▶ THE DATA:
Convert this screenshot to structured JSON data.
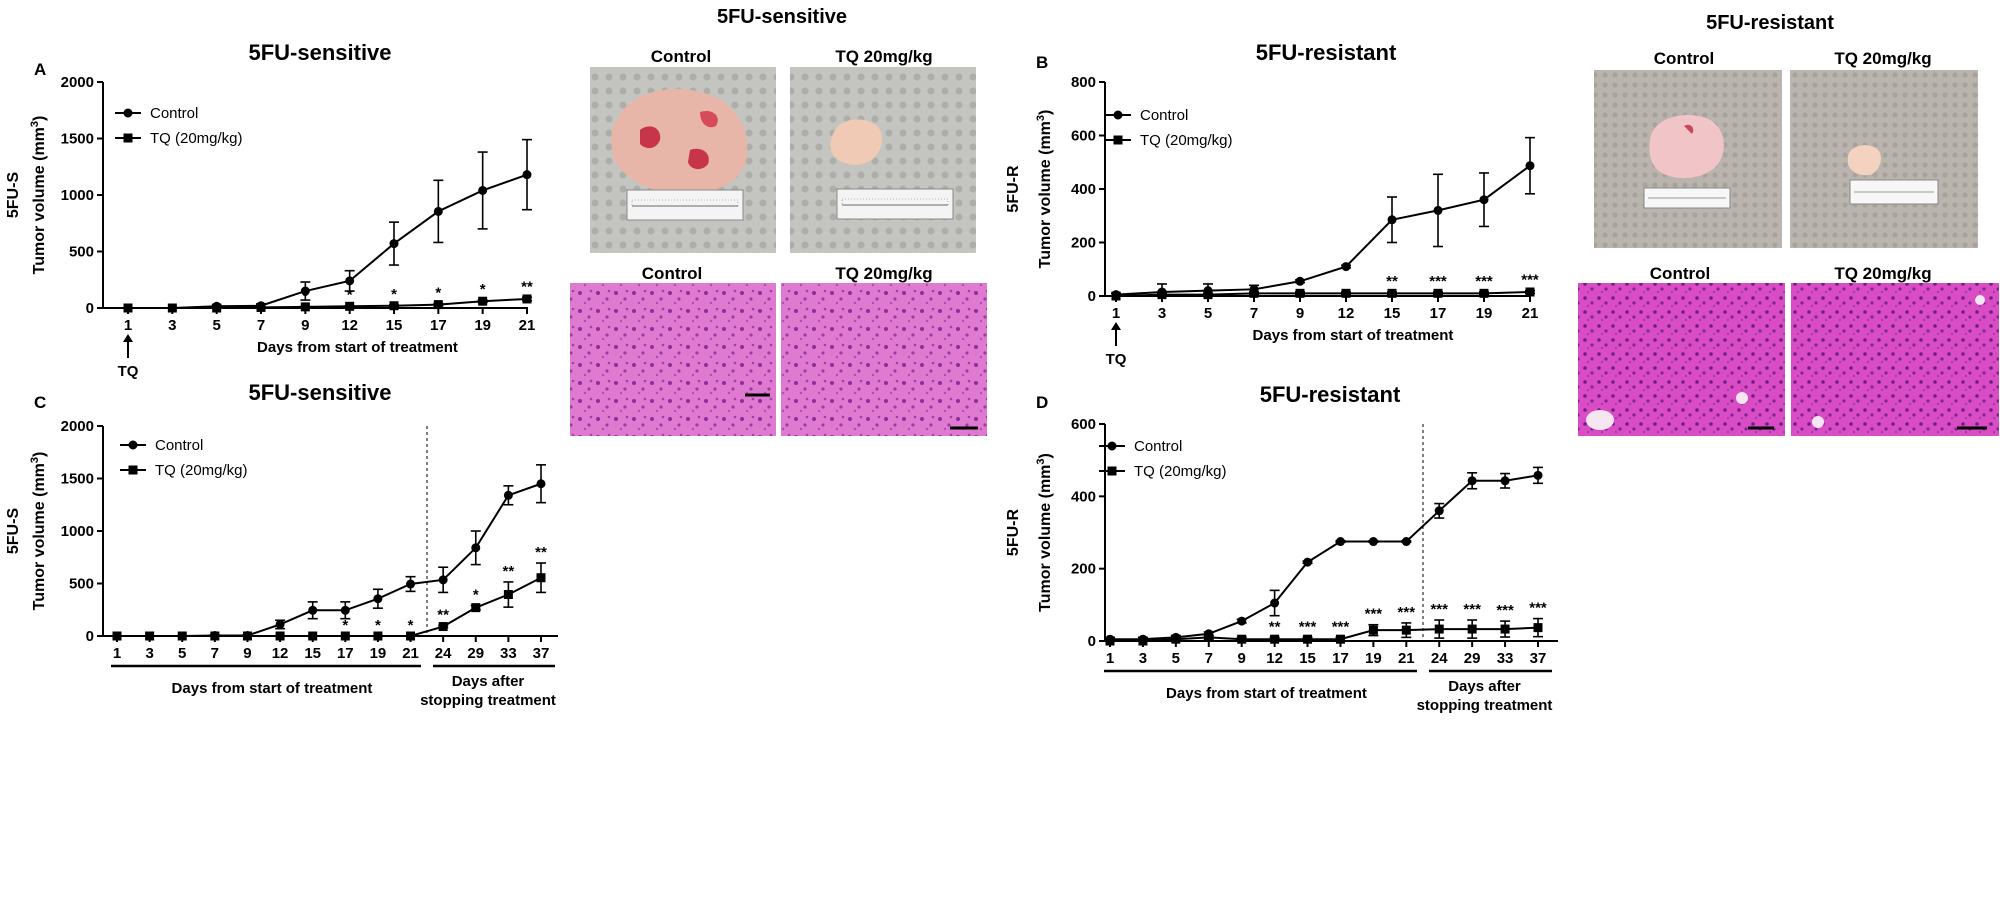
{
  "photo_panels": {
    "sensitive": {
      "header": "5FU-sensitive",
      "control_label": "Control",
      "tq_label": "TQ 20mg/kg",
      "control_label_2": "Control",
      "tq_label_2": "TQ 20mg/kg"
    },
    "resistant": {
      "header": "5FU-resistant",
      "control_label": "Control",
      "tq_label": "TQ 20mg/kg",
      "control_label_2": "Control",
      "tq_label_2": "TQ 20mg/kg"
    }
  },
  "colors": {
    "line": "#000000",
    "tumor_pink": "#e8b6ac",
    "tissue_pink": "#d84fb8",
    "paper": "#b8b8b4"
  },
  "chart_data": [
    {
      "id": "A",
      "letter": "A",
      "type": "line",
      "title": "5FU-sensitive",
      "ylabel": "Tumor volume (mm³)",
      "ylabel_group": "5FU-S",
      "xlabel": "Days from start of treatment",
      "ylim": [
        0,
        2000
      ],
      "yticks": [
        0,
        500,
        1000,
        1500,
        2000
      ],
      "x": [
        "1",
        "3",
        "5",
        "7",
        "9",
        "12",
        "15",
        "17",
        "19",
        "21"
      ],
      "arrow_label": "TQ",
      "legend": "top-left",
      "series": [
        {
          "name": "Control",
          "marker": "circle",
          "values": [
            0,
            0,
            15,
            20,
            150,
            240,
            570,
            855,
            1040,
            1180
          ],
          "errors": [
            0,
            0,
            10,
            15,
            80,
            90,
            190,
            275,
            340,
            310
          ]
        },
        {
          "name": "TQ (20mg/kg)",
          "marker": "square",
          "values": [
            0,
            0,
            0,
            5,
            10,
            15,
            20,
            30,
            60,
            80
          ],
          "errors": [
            0,
            0,
            0,
            3,
            5,
            5,
            8,
            10,
            10,
            15
          ]
        }
      ],
      "annotations": [
        {
          "x": "9",
          "text": "*"
        },
        {
          "x": "12",
          "text": "*"
        },
        {
          "x": "15",
          "text": "*"
        },
        {
          "x": "17",
          "text": "*"
        },
        {
          "x": "19",
          "text": "*"
        },
        {
          "x": "21",
          "text": "**"
        }
      ]
    },
    {
      "id": "B",
      "letter": "B",
      "type": "line",
      "title": "5FU-resistant",
      "ylabel": "Tumor volume (mm³)",
      "ylabel_group": "5FU-R",
      "xlabel": "Days from start of treatment",
      "ylim": [
        0,
        800
      ],
      "yticks": [
        0,
        200,
        400,
        600,
        800
      ],
      "x": [
        "1",
        "3",
        "5",
        "7",
        "9",
        "12",
        "15",
        "17",
        "19",
        "21"
      ],
      "arrow_label": "TQ",
      "legend": "top-left",
      "series": [
        {
          "name": "Control",
          "marker": "circle",
          "values": [
            5,
            15,
            20,
            25,
            55,
            110,
            285,
            320,
            360,
            487
          ],
          "errors": [
            5,
            30,
            25,
            15,
            5,
            5,
            85,
            135,
            100,
            105
          ]
        },
        {
          "name": "TQ (20mg/kg)",
          "marker": "square",
          "values": [
            0,
            5,
            5,
            10,
            10,
            10,
            10,
            10,
            10,
            15
          ],
          "errors": [
            0,
            5,
            5,
            5,
            5,
            5,
            5,
            5,
            5,
            5
          ]
        }
      ],
      "annotations": [
        {
          "x": "15",
          "text": "**"
        },
        {
          "x": "17",
          "text": "***"
        },
        {
          "x": "19",
          "text": "***"
        },
        {
          "x": "21",
          "text": "***"
        }
      ]
    },
    {
      "id": "C",
      "letter": "C",
      "type": "line",
      "title": "5FU-sensitive",
      "ylabel": "Tumor volume (mm³)",
      "ylabel_group": "5FU-S",
      "xlabel": "Days from start of treatment",
      "xlabel2": "Days after\nstopping treatment",
      "ylim": [
        0,
        2000
      ],
      "yticks": [
        0,
        500,
        1000,
        1500,
        2000
      ],
      "x": [
        "1",
        "3",
        "5",
        "7",
        "9",
        "12",
        "15",
        "17",
        "19",
        "21",
        "24",
        "29",
        "33",
        "37"
      ],
      "split_after": 9,
      "legend": "top-left",
      "series": [
        {
          "name": "Control",
          "marker": "circle",
          "values": [
            0,
            0,
            0,
            5,
            5,
            110,
            245,
            245,
            355,
            495,
            535,
            840,
            1340,
            1450
          ],
          "errors": [
            0,
            0,
            0,
            5,
            5,
            40,
            80,
            80,
            90,
            70,
            120,
            160,
            90,
            180
          ]
        },
        {
          "name": "TQ (20mg/kg)",
          "marker": "square",
          "values": [
            0,
            0,
            0,
            0,
            0,
            0,
            0,
            0,
            0,
            0,
            90,
            270,
            395,
            555
          ],
          "errors": [
            0,
            0,
            0,
            0,
            0,
            0,
            0,
            0,
            0,
            0,
            10,
            20,
            120,
            140
          ]
        }
      ],
      "annotations": [
        {
          "x": "17",
          "text": "*"
        },
        {
          "x": "19",
          "text": "*"
        },
        {
          "x": "21",
          "text": "*"
        },
        {
          "x": "24",
          "text": "**"
        },
        {
          "x": "29",
          "text": "*"
        },
        {
          "x": "33",
          "text": "**"
        },
        {
          "x": "37",
          "text": "**"
        }
      ]
    },
    {
      "id": "D",
      "letter": "D",
      "type": "line",
      "title": "5FU-resistant",
      "ylabel": "Tumor volume (mm³)",
      "ylabel_group": "5FU-R",
      "xlabel": "Days from start of treatment",
      "xlabel2": "Days after\nstopping treatment",
      "ylim": [
        0,
        600
      ],
      "yticks": [
        0,
        200,
        400,
        600
      ],
      "x": [
        "1",
        "3",
        "5",
        "7",
        "9",
        "12",
        "15",
        "17",
        "19",
        "21",
        "24",
        "29",
        "33",
        "37"
      ],
      "split_after": 9,
      "legend": "top-left",
      "series": [
        {
          "name": "Control",
          "marker": "circle",
          "values": [
            5,
            5,
            10,
            20,
            55,
            105,
            218,
            275,
            275,
            275,
            360,
            443,
            443,
            458
          ],
          "errors": [
            5,
            5,
            5,
            5,
            5,
            35,
            3,
            2,
            2,
            2,
            20,
            22,
            20,
            22
          ]
        },
        {
          "name": "TQ (20mg/kg)",
          "marker": "square",
          "values": [
            0,
            0,
            5,
            10,
            5,
            5,
            5,
            5,
            30,
            30,
            33,
            33,
            33,
            37
          ],
          "errors": [
            0,
            0,
            5,
            5,
            5,
            5,
            5,
            5,
            15,
            20,
            25,
            25,
            22,
            25
          ]
        }
      ],
      "annotations": [
        {
          "x": "12",
          "text": "**"
        },
        {
          "x": "15",
          "text": "***"
        },
        {
          "x": "17",
          "text": "***"
        },
        {
          "x": "19",
          "text": "***"
        },
        {
          "x": "21",
          "text": "***"
        },
        {
          "x": "24",
          "text": "***"
        },
        {
          "x": "29",
          "text": "***"
        },
        {
          "x": "33",
          "text": "***"
        },
        {
          "x": "37",
          "text": "***"
        }
      ]
    }
  ]
}
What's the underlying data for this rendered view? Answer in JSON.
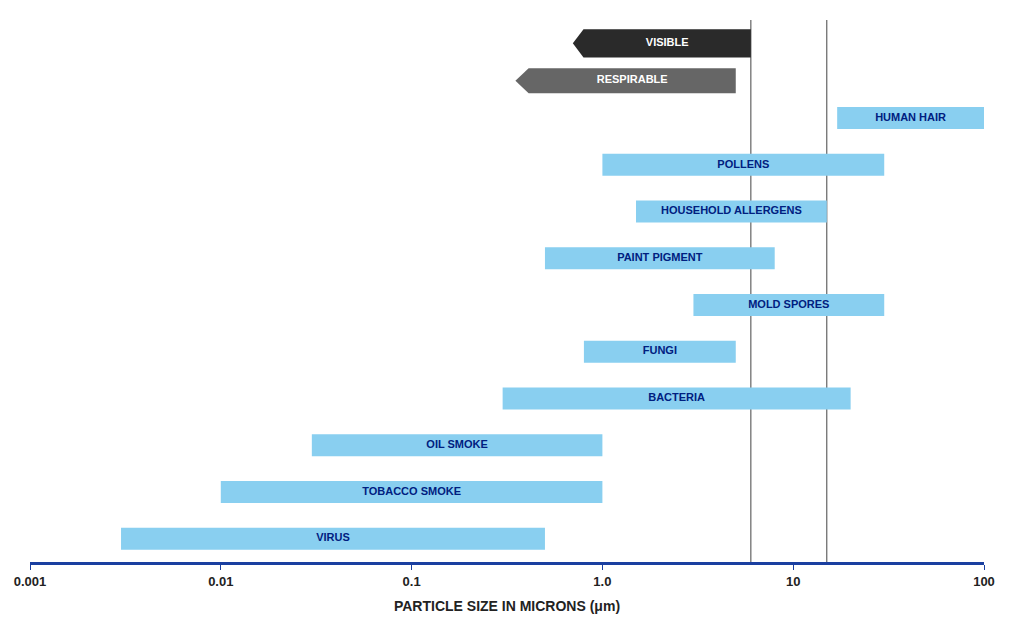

▶ TASK PROMPT: Exactly as they appear above, give the records again, without their pictures.

▶ RESPONSE TO THIS TASK:
Convert this screenshot to structured JSON data.
{
  "photo_panels": {
    "sensitive": {
      "header": "5FU-sensitive",
      "control_label": "Control",
      "tq_label": "TQ 20mg/kg",
      "control_label_2": "Control",
      "tq_label_2": "TQ 20mg/kg"
    },
    "resistant": {
      "header": "5FU-resistant",
      "control_label": "Control",
      "tq_label": "TQ 20mg/kg",
      "control_label_2": "Control",
      "tq_label_2": "TQ 20mg/kg"
    }
  },
  "colors": {
    "line": "#000000",
    "tumor_pink": "#e8b6ac",
    "tissue_pink": "#d84fb8",
    "paper": "#b8b8b4"
  },
  "chart_data": [
    {
      "id": "A",
      "letter": "A",
      "type": "line",
      "title": "5FU-sensitive",
      "ylabel": "Tumor volume (mm³)",
      "ylabel_group": "5FU-S",
      "xlabel": "Days from start of treatment",
      "ylim": [
        0,
        2000
      ],
      "yticks": [
        0,
        500,
        1000,
        1500,
        2000
      ],
      "x": [
        "1",
        "3",
        "5",
        "7",
        "9",
        "12",
        "15",
        "17",
        "19",
        "21"
      ],
      "arrow_label": "TQ",
      "legend": "top-left",
      "series": [
        {
          "name": "Control",
          "marker": "circle",
          "values": [
            0,
            0,
            15,
            20,
            150,
            240,
            570,
            855,
            1040,
            1180
          ],
          "errors": [
            0,
            0,
            10,
            15,
            80,
            90,
            190,
            275,
            340,
            310
          ]
        },
        {
          "name": "TQ (20mg/kg)",
          "marker": "square",
          "values": [
            0,
            0,
            0,
            5,
            10,
            15,
            20,
            30,
            60,
            80
          ],
          "errors": [
            0,
            0,
            0,
            3,
            5,
            5,
            8,
            10,
            10,
            15
          ]
        }
      ],
      "annotations": [
        {
          "x": "9",
          "text": "*"
        },
        {
          "x": "12",
          "text": "*"
        },
        {
          "x": "15",
          "text": "*"
        },
        {
          "x": "17",
          "text": "*"
        },
        {
          "x": "19",
          "text": "*"
        },
        {
          "x": "21",
          "text": "**"
        }
      ]
    },
    {
      "id": "B",
      "letter": "B",
      "type": "line",
      "title": "5FU-resistant",
      "ylabel": "Tumor volume (mm³)",
      "ylabel_group": "5FU-R",
      "xlabel": "Days from start of treatment",
      "ylim": [
        0,
        800
      ],
      "yticks": [
        0,
        200,
        400,
        600,
        800
      ],
      "x": [
        "1",
        "3",
        "5",
        "7",
        "9",
        "12",
        "15",
        "17",
        "19",
        "21"
      ],
      "arrow_label": "TQ",
      "legend": "top-left",
      "series": [
        {
          "name": "Control",
          "marker": "circle",
          "values": [
            5,
            15,
            20,
            25,
            55,
            110,
            285,
            320,
            360,
            487
          ],
          "errors": [
            5,
            30,
            25,
            15,
            5,
            5,
            85,
            135,
            100,
            105
          ]
        },
        {
          "name": "TQ (20mg/kg)",
          "marker": "square",
          "values": [
            0,
            5,
            5,
            10,
            10,
            10,
            10,
            10,
            10,
            15
          ],
          "errors": [
            0,
            5,
            5,
            5,
            5,
            5,
            5,
            5,
            5,
            5
          ]
        }
      ],
      "annotations": [
        {
          "x": "15",
          "text": "**"
        },
        {
          "x": "17",
          "text": "***"
        },
        {
          "x": "19",
          "text": "***"
        },
        {
          "x": "21",
          "text": "***"
        }
      ]
    },
    {
      "id": "C",
      "letter": "C",
      "type": "line",
      "title": "5FU-sensitive",
      "ylabel": "Tumor volume (mm³)",
      "ylabel_group": "5FU-S",
      "xlabel": "Days from start of treatment",
      "xlabel2": "Days after\nstopping treatment",
      "ylim": [
        0,
        2000
      ],
      "yticks": [
        0,
        500,
        1000,
        1500,
        2000
      ],
      "x": [
        "1",
        "3",
        "5",
        "7",
        "9",
        "12",
        "15",
        "17",
        "19",
        "21",
        "24",
        "29",
        "33",
        "37"
      ],
      "split_after": 9,
      "legend": "top-left",
      "series": [
        {
          "name": "Control",
          "marker": "circle",
          "values": [
            0,
            0,
            0,
            5,
            5,
            110,
            245,
            245,
            355,
            495,
            535,
            840,
            1340,
            1450
          ],
          "errors": [
            0,
            0,
            0,
            5,
            5,
            40,
            80,
            80,
            90,
            70,
            120,
            160,
            90,
            180
          ]
        },
        {
          "name": "TQ (20mg/kg)",
          "marker": "square",
          "values": [
            0,
            0,
            0,
            0,
            0,
            0,
            0,
            0,
            0,
            0,
            90,
            270,
            395,
            555
          ],
          "errors": [
            0,
            0,
            0,
            0,
            0,
            0,
            0,
            0,
            0,
            0,
            10,
            20,
            120,
            140
          ]
        }
      ],
      "annotations": [
        {
          "x": "17",
          "text": "*"
        },
        {
          "x": "19",
          "text": "*"
        },
        {
          "x": "21",
          "text": "*"
        },
        {
          "x": "24",
          "text": "**"
        },
        {
          "x": "29",
          "text": "*"
        },
        {
          "x": "33",
          "text": "**"
        },
        {
          "x": "37",
          "text": "**"
        }
      ]
    },
    {
      "id": "D",
      "letter": "D",
      "type": "line",
      "title": "5FU-resistant",
      "ylabel": "Tumor volume (mm³)",
      "ylabel_group": "5FU-R",
      "xlabel": "Days from start of treatment",
      "xlabel2": "Days after\nstopping treatment",
      "ylim": [
        0,
        600
      ],
      "yticks": [
        0,
        200,
        400,
        600
      ],
      "x": [
        "1",
        "3",
        "5",
        "7",
        "9",
        "12",
        "15",
        "17",
        "19",
        "21",
        "24",
        "29",
        "33",
        "37"
      ],
      "split_after": 9,
      "legend": "top-left",
      "series": [
        {
          "name": "Control",
          "marker": "circle",
          "values": [
            5,
            5,
            10,
            20,
            55,
            105,
            218,
            275,
            275,
            275,
            360,
            443,
            443,
            458
          ],
          "errors": [
            5,
            5,
            5,
            5,
            5,
            35,
            3,
            2,
            2,
            2,
            20,
            22,
            20,
            22
          ]
        },
        {
          "name": "TQ (20mg/kg)",
          "marker": "square",
          "values": [
            0,
            0,
            5,
            10,
            5,
            5,
            5,
            5,
            30,
            30,
            33,
            33,
            33,
            37
          ],
          "errors": [
            0,
            0,
            5,
            5,
            5,
            5,
            5,
            5,
            15,
            20,
            25,
            25,
            22,
            25
          ]
        }
      ],
      "annotations": [
        {
          "x": "12",
          "text": "**"
        },
        {
          "x": "15",
          "text": "***"
        },
        {
          "x": "17",
          "text": "***"
        },
        {
          "x": "19",
          "text": "***"
        },
        {
          "x": "21",
          "text": "***"
        },
        {
          "x": "24",
          "text": "***"
        },
        {
          "x": "29",
          "text": "***"
        },
        {
          "x": "33",
          "text": "***"
        },
        {
          "x": "37",
          "text": "***"
        }
      ]
    }
  ]
}
What's the underlying data for this rendered view? Answer in JSON.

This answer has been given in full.